■ OBJECTIVE
Extract every entry word for word.

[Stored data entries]
• • • • • • •

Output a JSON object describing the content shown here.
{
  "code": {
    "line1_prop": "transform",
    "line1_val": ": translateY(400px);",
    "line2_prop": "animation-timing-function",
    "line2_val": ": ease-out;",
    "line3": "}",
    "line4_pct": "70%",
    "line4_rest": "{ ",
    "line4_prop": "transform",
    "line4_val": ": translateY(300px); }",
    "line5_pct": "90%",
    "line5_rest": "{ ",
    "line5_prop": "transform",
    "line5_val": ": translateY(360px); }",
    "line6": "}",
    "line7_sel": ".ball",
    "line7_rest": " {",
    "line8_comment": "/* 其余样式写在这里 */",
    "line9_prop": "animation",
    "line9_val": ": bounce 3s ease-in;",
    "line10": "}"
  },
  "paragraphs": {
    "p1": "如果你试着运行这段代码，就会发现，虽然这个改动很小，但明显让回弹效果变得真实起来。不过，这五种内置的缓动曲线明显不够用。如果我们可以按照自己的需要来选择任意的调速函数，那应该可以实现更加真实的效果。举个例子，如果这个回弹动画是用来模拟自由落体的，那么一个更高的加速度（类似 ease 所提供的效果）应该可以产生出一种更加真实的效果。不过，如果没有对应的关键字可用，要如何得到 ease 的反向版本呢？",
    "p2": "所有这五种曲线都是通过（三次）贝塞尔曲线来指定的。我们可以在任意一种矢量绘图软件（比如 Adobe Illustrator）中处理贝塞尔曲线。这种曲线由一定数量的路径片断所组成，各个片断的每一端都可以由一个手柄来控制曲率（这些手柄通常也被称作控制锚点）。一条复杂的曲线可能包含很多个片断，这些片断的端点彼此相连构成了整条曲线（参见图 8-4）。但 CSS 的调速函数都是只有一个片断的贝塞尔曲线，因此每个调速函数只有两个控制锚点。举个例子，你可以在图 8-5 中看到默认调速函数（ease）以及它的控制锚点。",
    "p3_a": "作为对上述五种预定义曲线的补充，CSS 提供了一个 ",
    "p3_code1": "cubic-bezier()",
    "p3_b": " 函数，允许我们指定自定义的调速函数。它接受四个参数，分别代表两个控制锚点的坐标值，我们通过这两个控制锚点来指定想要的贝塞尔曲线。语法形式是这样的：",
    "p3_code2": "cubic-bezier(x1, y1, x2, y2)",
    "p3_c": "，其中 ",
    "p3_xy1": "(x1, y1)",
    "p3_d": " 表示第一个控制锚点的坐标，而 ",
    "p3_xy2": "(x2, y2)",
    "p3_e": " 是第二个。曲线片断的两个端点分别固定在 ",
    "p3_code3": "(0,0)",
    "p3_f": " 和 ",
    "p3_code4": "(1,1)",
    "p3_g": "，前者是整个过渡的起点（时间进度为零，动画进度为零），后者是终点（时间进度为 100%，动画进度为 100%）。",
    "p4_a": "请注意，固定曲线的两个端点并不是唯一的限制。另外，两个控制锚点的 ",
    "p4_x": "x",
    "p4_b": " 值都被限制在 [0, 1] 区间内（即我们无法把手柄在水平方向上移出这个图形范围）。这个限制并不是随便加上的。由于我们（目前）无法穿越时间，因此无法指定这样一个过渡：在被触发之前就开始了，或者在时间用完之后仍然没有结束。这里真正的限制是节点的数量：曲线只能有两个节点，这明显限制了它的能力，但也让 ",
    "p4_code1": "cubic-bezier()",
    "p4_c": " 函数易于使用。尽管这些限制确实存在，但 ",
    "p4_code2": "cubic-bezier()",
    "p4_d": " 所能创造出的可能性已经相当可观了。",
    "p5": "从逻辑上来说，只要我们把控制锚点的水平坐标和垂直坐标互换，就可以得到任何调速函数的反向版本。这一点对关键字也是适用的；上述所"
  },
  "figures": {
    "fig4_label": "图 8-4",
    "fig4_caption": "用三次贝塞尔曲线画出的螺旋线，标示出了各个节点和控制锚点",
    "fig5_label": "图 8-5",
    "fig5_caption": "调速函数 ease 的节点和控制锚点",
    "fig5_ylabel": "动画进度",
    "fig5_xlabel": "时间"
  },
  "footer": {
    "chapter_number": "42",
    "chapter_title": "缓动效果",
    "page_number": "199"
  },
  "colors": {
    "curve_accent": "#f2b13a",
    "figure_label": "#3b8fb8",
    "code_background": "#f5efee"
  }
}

• • • • • • •

■ EXERCISE RESULT
Output a JSON object describing the content shown here.
{
  "code": {
    "line1_prop": "transform",
    "line1_val": ": translateY(400px);",
    "line2_prop": "animation-timing-function",
    "line2_val": ": ease-out;",
    "line3": "}",
    "line4_pct": "70%",
    "line4_rest": "{ ",
    "line4_prop": "transform",
    "line4_val": ": translateY(300px); }",
    "line5_pct": "90%",
    "line5_rest": "{ ",
    "line5_prop": "transform",
    "line5_val": ": translateY(360px); }",
    "line6": "}",
    "line7_sel": ".ball",
    "line7_rest": " {",
    "line8_comment": "/* 其余样式写在这里 */",
    "line9_prop": "animation",
    "line9_val": ": bounce 3s ease-in;",
    "line10": "}"
  },
  "paragraphs": {
    "p1": "如果你试着运行这段代码，就会发现，虽然这个改动很小，但明显让回弹效果变得真实起来。不过，这五种内置的缓动曲线明显不够用。如果我们可以按照自己的需要来选择任意的调速函数，那应该可以实现更加真实的效果。举个例子，如果这个回弹动画是用来模拟自由落体的，那么一个更高的加速度（类似 ease 所提供的效果）应该可以产生出一种更加真实的效果。不过，如果没有对应的关键字可用，要如何得到 ease 的反向版本呢？",
    "p2": "所有这五种曲线都是通过（三次）贝塞尔曲线来指定的。我们可以在任意一种矢量绘图软件（比如 Adobe Illustrator）中处理贝塞尔曲线。这种曲线由一定数量的路径片断所组成，各个片断的每一端都可以由一个手柄来控制曲率（这些手柄通常也被称作控制锚点）。一条复杂的曲线可能包含很多个片断，这些片断的端点彼此相连构成了整条曲线（参见图 8-4）。但 CSS 的调速函数都是只有一个片断的贝塞尔曲线，因此每个调速函数只有两个控制锚点。举个例子，你可以在图 8-5 中看到默认调速函数（ease）以及它的控制锚点。",
    "p3_a": "作为对上述五种预定义曲线的补充，CSS 提供了一个 ",
    "p3_code1": "cubic-bezier()",
    "p3_b": " 函数，允许我们指定自定义的调速函数。它接受四个参数，分别代表两个控制锚点的坐标值，我们通过这两个控制锚点来指定想要的贝塞尔曲线。语法形式是这样的：",
    "p3_code2": "cubic-bezier(x1, y1, x2, y2)",
    "p3_c": "，其中 ",
    "p3_xy1": "(x1, y1)",
    "p3_d": " 表示第一个控制锚点的坐标，而 ",
    "p3_xy2": "(x2, y2)",
    "p3_e": " 是第二个。曲线片断的两个端点分别固定在 ",
    "p3_code3": "(0,0)",
    "p3_f": " 和 ",
    "p3_code4": "(1,1)",
    "p3_g": "，前者是整个过渡的起点（时间进度为零，动画进度为零），后者是终点（时间进度为 100%，动画进度为 100%）。",
    "p4_a": "请注意，固定曲线的两个端点并不是唯一的限制。另外，两个控制锚点的 ",
    "p4_x": "x",
    "p4_b": " 值都被限制在 [0, 1] 区间内（即我们无法把手柄在水平方向上移出这个图形范围）。这个限制并不是随便加上的。由于我们（目前）无法穿越时间，因此无法指定这样一个过渡：在被触发之前就开始了，或者在时间用完之后仍然没有结束。这里真正的限制是节点的数量：曲线只能有两个节点，这明显限制了它的能力，但也让 ",
    "p4_code1": "cubic-bezier()",
    "p4_c": " 函数易于使用。尽管这些限制确实存在，但 ",
    "p4_code2": "cubic-bezier()",
    "p4_d": " 所能创造出的可能性已经相当可观了。",
    "p5": "从逻辑上来说，只要我们把控制锚点的水平坐标和垂直坐标互换，就可以得到任何调速函数的反向版本。这一点对关键字也是适用的；上述所"
  },
  "figures": {
    "fig4_label": "图 8-4",
    "fig4_caption": "用三次贝塞尔曲线画出的螺旋线，标示出了各个节点和控制锚点",
    "fig5_label": "图 8-5",
    "fig5_caption": "调速函数 ease 的节点和控制锚点",
    "fig5_ylabel": "动画进度",
    "fig5_xlabel": "时间"
  },
  "footer": {
    "chapter_number": "42",
    "chapter_title": "缓动效果",
    "page_number": "199"
  },
  "colors": {
    "curve_accent": "#f2b13a",
    "figure_label": "#3b8fb8",
    "code_background": "#f5efee"
  }
}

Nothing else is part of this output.